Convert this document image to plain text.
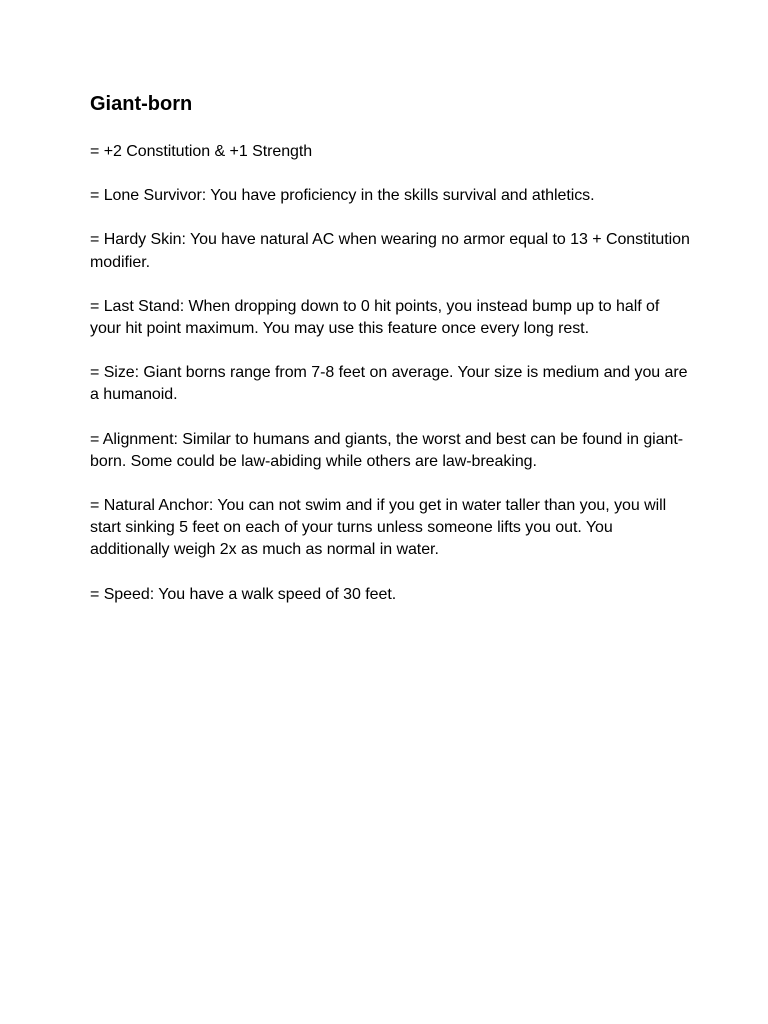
Giant-born

= +2 Constitution & +1 Strength

= Lone Survivor: You have proficiency in the skills survival and athletics.

= Hardy Skin: You have natural AC when wearing no armor equal to 13 + Constitution modifier.

= Last Stand: When dropping down to 0 hit points, you instead bump up to half of your hit point maximum. You may use this feature once every long rest.

= Size: Giant borns range from 7-8 feet on average. Your size is medium and you are a humanoid.

= Alignment: Similar to humans and giants, the worst and best can be found in giant-born. Some could be law-abiding while others are law-breaking.

= Natural Anchor: You can not swim and if you get in water taller than you, you will start sinking 5 feet on each of your turns unless someone lifts you out. You additionally weigh 2x as much as normal in water.

= Speed: You have a walk speed of 30 feet.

******************************

> _WORK INSTRUCTIONS_:
In the entries above, find every line with the word "feet" and list it.

> _THE RESPONSE_:
= Size: Giant borns range from 7-8 feet on average. Your size is medium and you are a humanoid.
= Natural Anchor: You can not swim and if you get in water taller than you, you will start sinking 5 feet on each of your turns unless someone lifts you out. You additionally weigh 2x as much as normal in water.
= Speed: You have a walk speed of 30 feet.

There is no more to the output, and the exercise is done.